→ WHAT YOU NEED TO DO
Transcribe all of the material below word for word and leave out its pictures.

──────── GIVEN DATA

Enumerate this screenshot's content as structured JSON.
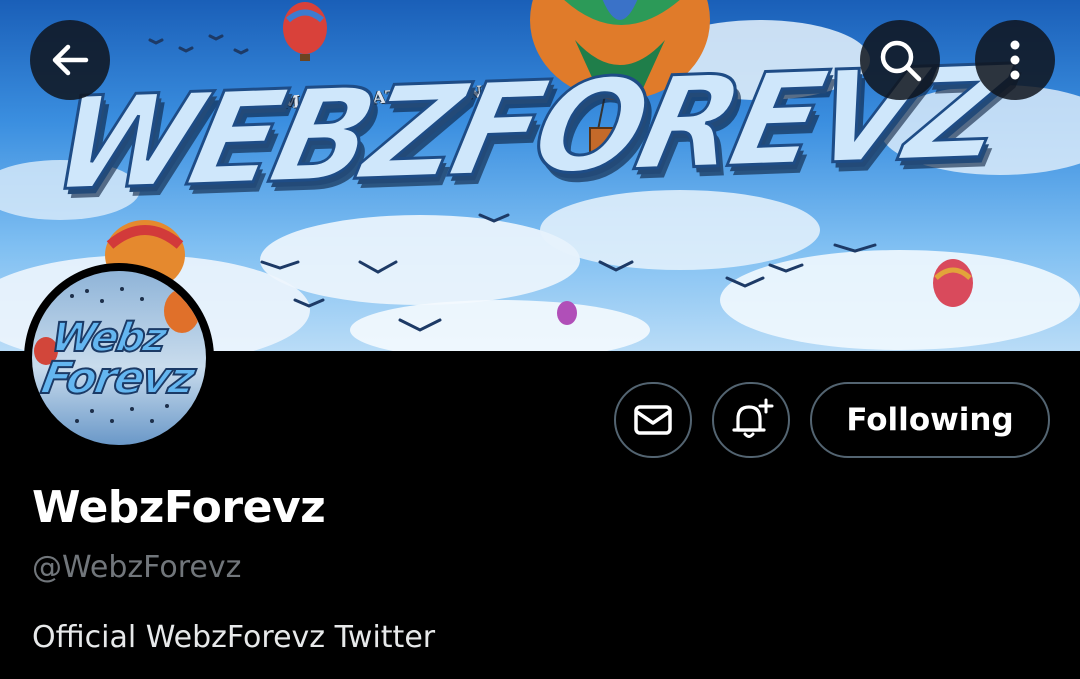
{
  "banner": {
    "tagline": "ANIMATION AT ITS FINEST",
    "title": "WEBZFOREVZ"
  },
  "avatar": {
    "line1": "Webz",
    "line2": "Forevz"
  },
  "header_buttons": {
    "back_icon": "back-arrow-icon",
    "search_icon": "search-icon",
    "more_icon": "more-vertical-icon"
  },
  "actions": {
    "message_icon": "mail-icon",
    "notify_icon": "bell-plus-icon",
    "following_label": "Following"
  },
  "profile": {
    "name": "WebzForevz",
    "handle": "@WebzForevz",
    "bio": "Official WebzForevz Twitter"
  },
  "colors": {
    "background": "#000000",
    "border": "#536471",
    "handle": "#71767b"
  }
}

────────────────

→ TASK OUTPUT
Enumerate this screenshot's content as structured JSON.
{
  "banner": {
    "tagline": "ANIMATION AT ITS FINEST",
    "title": "WEBZFOREVZ"
  },
  "avatar": {
    "line1": "Webz",
    "line2": "Forevz"
  },
  "header_buttons": {
    "back_icon": "back-arrow-icon",
    "search_icon": "search-icon",
    "more_icon": "more-vertical-icon"
  },
  "actions": {
    "message_icon": "mail-icon",
    "notify_icon": "bell-plus-icon",
    "following_label": "Following"
  },
  "profile": {
    "name": "WebzForevz",
    "handle": "@WebzForevz",
    "bio": "Official WebzForevz Twitter"
  },
  "colors": {
    "background": "#000000",
    "border": "#536471",
    "handle": "#71767b"
  }
}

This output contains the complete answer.